An exact copy of all the data is required, with pictures left out.

*SUPPLIED RECORDS*.
[start]

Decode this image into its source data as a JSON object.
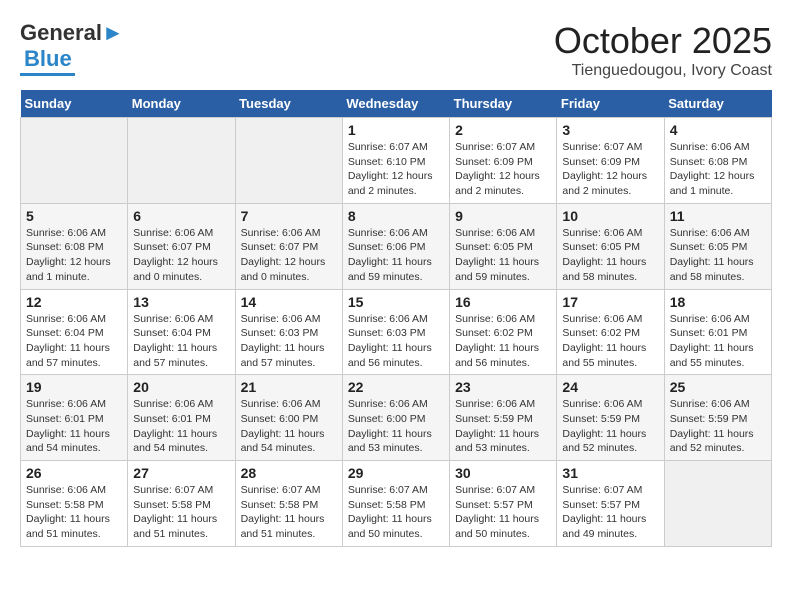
{
  "header": {
    "logo_general": "General",
    "logo_blue": "Blue",
    "month": "October 2025",
    "location": "Tienguedougou, Ivory Coast"
  },
  "days_of_week": [
    "Sunday",
    "Monday",
    "Tuesday",
    "Wednesday",
    "Thursday",
    "Friday",
    "Saturday"
  ],
  "weeks": [
    [
      {
        "day": "",
        "info": ""
      },
      {
        "day": "",
        "info": ""
      },
      {
        "day": "",
        "info": ""
      },
      {
        "day": "1",
        "info": "Sunrise: 6:07 AM\nSunset: 6:10 PM\nDaylight: 12 hours and 2 minutes."
      },
      {
        "day": "2",
        "info": "Sunrise: 6:07 AM\nSunset: 6:09 PM\nDaylight: 12 hours and 2 minutes."
      },
      {
        "day": "3",
        "info": "Sunrise: 6:07 AM\nSunset: 6:09 PM\nDaylight: 12 hours and 2 minutes."
      },
      {
        "day": "4",
        "info": "Sunrise: 6:06 AM\nSunset: 6:08 PM\nDaylight: 12 hours and 1 minute."
      }
    ],
    [
      {
        "day": "5",
        "info": "Sunrise: 6:06 AM\nSunset: 6:08 PM\nDaylight: 12 hours and 1 minute."
      },
      {
        "day": "6",
        "info": "Sunrise: 6:06 AM\nSunset: 6:07 PM\nDaylight: 12 hours and 0 minutes."
      },
      {
        "day": "7",
        "info": "Sunrise: 6:06 AM\nSunset: 6:07 PM\nDaylight: 12 hours and 0 minutes."
      },
      {
        "day": "8",
        "info": "Sunrise: 6:06 AM\nSunset: 6:06 PM\nDaylight: 11 hours and 59 minutes."
      },
      {
        "day": "9",
        "info": "Sunrise: 6:06 AM\nSunset: 6:05 PM\nDaylight: 11 hours and 59 minutes."
      },
      {
        "day": "10",
        "info": "Sunrise: 6:06 AM\nSunset: 6:05 PM\nDaylight: 11 hours and 58 minutes."
      },
      {
        "day": "11",
        "info": "Sunrise: 6:06 AM\nSunset: 6:05 PM\nDaylight: 11 hours and 58 minutes."
      }
    ],
    [
      {
        "day": "12",
        "info": "Sunrise: 6:06 AM\nSunset: 6:04 PM\nDaylight: 11 hours and 57 minutes."
      },
      {
        "day": "13",
        "info": "Sunrise: 6:06 AM\nSunset: 6:04 PM\nDaylight: 11 hours and 57 minutes."
      },
      {
        "day": "14",
        "info": "Sunrise: 6:06 AM\nSunset: 6:03 PM\nDaylight: 11 hours and 57 minutes."
      },
      {
        "day": "15",
        "info": "Sunrise: 6:06 AM\nSunset: 6:03 PM\nDaylight: 11 hours and 56 minutes."
      },
      {
        "day": "16",
        "info": "Sunrise: 6:06 AM\nSunset: 6:02 PM\nDaylight: 11 hours and 56 minutes."
      },
      {
        "day": "17",
        "info": "Sunrise: 6:06 AM\nSunset: 6:02 PM\nDaylight: 11 hours and 55 minutes."
      },
      {
        "day": "18",
        "info": "Sunrise: 6:06 AM\nSunset: 6:01 PM\nDaylight: 11 hours and 55 minutes."
      }
    ],
    [
      {
        "day": "19",
        "info": "Sunrise: 6:06 AM\nSunset: 6:01 PM\nDaylight: 11 hours and 54 minutes."
      },
      {
        "day": "20",
        "info": "Sunrise: 6:06 AM\nSunset: 6:01 PM\nDaylight: 11 hours and 54 minutes."
      },
      {
        "day": "21",
        "info": "Sunrise: 6:06 AM\nSunset: 6:00 PM\nDaylight: 11 hours and 54 minutes."
      },
      {
        "day": "22",
        "info": "Sunrise: 6:06 AM\nSunset: 6:00 PM\nDaylight: 11 hours and 53 minutes."
      },
      {
        "day": "23",
        "info": "Sunrise: 6:06 AM\nSunset: 5:59 PM\nDaylight: 11 hours and 53 minutes."
      },
      {
        "day": "24",
        "info": "Sunrise: 6:06 AM\nSunset: 5:59 PM\nDaylight: 11 hours and 52 minutes."
      },
      {
        "day": "25",
        "info": "Sunrise: 6:06 AM\nSunset: 5:59 PM\nDaylight: 11 hours and 52 minutes."
      }
    ],
    [
      {
        "day": "26",
        "info": "Sunrise: 6:06 AM\nSunset: 5:58 PM\nDaylight: 11 hours and 51 minutes."
      },
      {
        "day": "27",
        "info": "Sunrise: 6:07 AM\nSunset: 5:58 PM\nDaylight: 11 hours and 51 minutes."
      },
      {
        "day": "28",
        "info": "Sunrise: 6:07 AM\nSunset: 5:58 PM\nDaylight: 11 hours and 51 minutes."
      },
      {
        "day": "29",
        "info": "Sunrise: 6:07 AM\nSunset: 5:58 PM\nDaylight: 11 hours and 50 minutes."
      },
      {
        "day": "30",
        "info": "Sunrise: 6:07 AM\nSunset: 5:57 PM\nDaylight: 11 hours and 50 minutes."
      },
      {
        "day": "31",
        "info": "Sunrise: 6:07 AM\nSunset: 5:57 PM\nDaylight: 11 hours and 49 minutes."
      },
      {
        "day": "",
        "info": ""
      }
    ]
  ]
}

[end]

*RESPONSE BELOW*.
Decode this image into its source data as a JSON object.
{
  "header": {
    "logo_general": "General",
    "logo_blue": "Blue",
    "month": "October 2025",
    "location": "Tienguedougou, Ivory Coast"
  },
  "days_of_week": [
    "Sunday",
    "Monday",
    "Tuesday",
    "Wednesday",
    "Thursday",
    "Friday",
    "Saturday"
  ],
  "weeks": [
    [
      {
        "day": "",
        "info": ""
      },
      {
        "day": "",
        "info": ""
      },
      {
        "day": "",
        "info": ""
      },
      {
        "day": "1",
        "info": "Sunrise: 6:07 AM\nSunset: 6:10 PM\nDaylight: 12 hours and 2 minutes."
      },
      {
        "day": "2",
        "info": "Sunrise: 6:07 AM\nSunset: 6:09 PM\nDaylight: 12 hours and 2 minutes."
      },
      {
        "day": "3",
        "info": "Sunrise: 6:07 AM\nSunset: 6:09 PM\nDaylight: 12 hours and 2 minutes."
      },
      {
        "day": "4",
        "info": "Sunrise: 6:06 AM\nSunset: 6:08 PM\nDaylight: 12 hours and 1 minute."
      }
    ],
    [
      {
        "day": "5",
        "info": "Sunrise: 6:06 AM\nSunset: 6:08 PM\nDaylight: 12 hours and 1 minute."
      },
      {
        "day": "6",
        "info": "Sunrise: 6:06 AM\nSunset: 6:07 PM\nDaylight: 12 hours and 0 minutes."
      },
      {
        "day": "7",
        "info": "Sunrise: 6:06 AM\nSunset: 6:07 PM\nDaylight: 12 hours and 0 minutes."
      },
      {
        "day": "8",
        "info": "Sunrise: 6:06 AM\nSunset: 6:06 PM\nDaylight: 11 hours and 59 minutes."
      },
      {
        "day": "9",
        "info": "Sunrise: 6:06 AM\nSunset: 6:05 PM\nDaylight: 11 hours and 59 minutes."
      },
      {
        "day": "10",
        "info": "Sunrise: 6:06 AM\nSunset: 6:05 PM\nDaylight: 11 hours and 58 minutes."
      },
      {
        "day": "11",
        "info": "Sunrise: 6:06 AM\nSunset: 6:05 PM\nDaylight: 11 hours and 58 minutes."
      }
    ],
    [
      {
        "day": "12",
        "info": "Sunrise: 6:06 AM\nSunset: 6:04 PM\nDaylight: 11 hours and 57 minutes."
      },
      {
        "day": "13",
        "info": "Sunrise: 6:06 AM\nSunset: 6:04 PM\nDaylight: 11 hours and 57 minutes."
      },
      {
        "day": "14",
        "info": "Sunrise: 6:06 AM\nSunset: 6:03 PM\nDaylight: 11 hours and 57 minutes."
      },
      {
        "day": "15",
        "info": "Sunrise: 6:06 AM\nSunset: 6:03 PM\nDaylight: 11 hours and 56 minutes."
      },
      {
        "day": "16",
        "info": "Sunrise: 6:06 AM\nSunset: 6:02 PM\nDaylight: 11 hours and 56 minutes."
      },
      {
        "day": "17",
        "info": "Sunrise: 6:06 AM\nSunset: 6:02 PM\nDaylight: 11 hours and 55 minutes."
      },
      {
        "day": "18",
        "info": "Sunrise: 6:06 AM\nSunset: 6:01 PM\nDaylight: 11 hours and 55 minutes."
      }
    ],
    [
      {
        "day": "19",
        "info": "Sunrise: 6:06 AM\nSunset: 6:01 PM\nDaylight: 11 hours and 54 minutes."
      },
      {
        "day": "20",
        "info": "Sunrise: 6:06 AM\nSunset: 6:01 PM\nDaylight: 11 hours and 54 minutes."
      },
      {
        "day": "21",
        "info": "Sunrise: 6:06 AM\nSunset: 6:00 PM\nDaylight: 11 hours and 54 minutes."
      },
      {
        "day": "22",
        "info": "Sunrise: 6:06 AM\nSunset: 6:00 PM\nDaylight: 11 hours and 53 minutes."
      },
      {
        "day": "23",
        "info": "Sunrise: 6:06 AM\nSunset: 5:59 PM\nDaylight: 11 hours and 53 minutes."
      },
      {
        "day": "24",
        "info": "Sunrise: 6:06 AM\nSunset: 5:59 PM\nDaylight: 11 hours and 52 minutes."
      },
      {
        "day": "25",
        "info": "Sunrise: 6:06 AM\nSunset: 5:59 PM\nDaylight: 11 hours and 52 minutes."
      }
    ],
    [
      {
        "day": "26",
        "info": "Sunrise: 6:06 AM\nSunset: 5:58 PM\nDaylight: 11 hours and 51 minutes."
      },
      {
        "day": "27",
        "info": "Sunrise: 6:07 AM\nSunset: 5:58 PM\nDaylight: 11 hours and 51 minutes."
      },
      {
        "day": "28",
        "info": "Sunrise: 6:07 AM\nSunset: 5:58 PM\nDaylight: 11 hours and 51 minutes."
      },
      {
        "day": "29",
        "info": "Sunrise: 6:07 AM\nSunset: 5:58 PM\nDaylight: 11 hours and 50 minutes."
      },
      {
        "day": "30",
        "info": "Sunrise: 6:07 AM\nSunset: 5:57 PM\nDaylight: 11 hours and 50 minutes."
      },
      {
        "day": "31",
        "info": "Sunrise: 6:07 AM\nSunset: 5:57 PM\nDaylight: 11 hours and 49 minutes."
      },
      {
        "day": "",
        "info": ""
      }
    ]
  ]
}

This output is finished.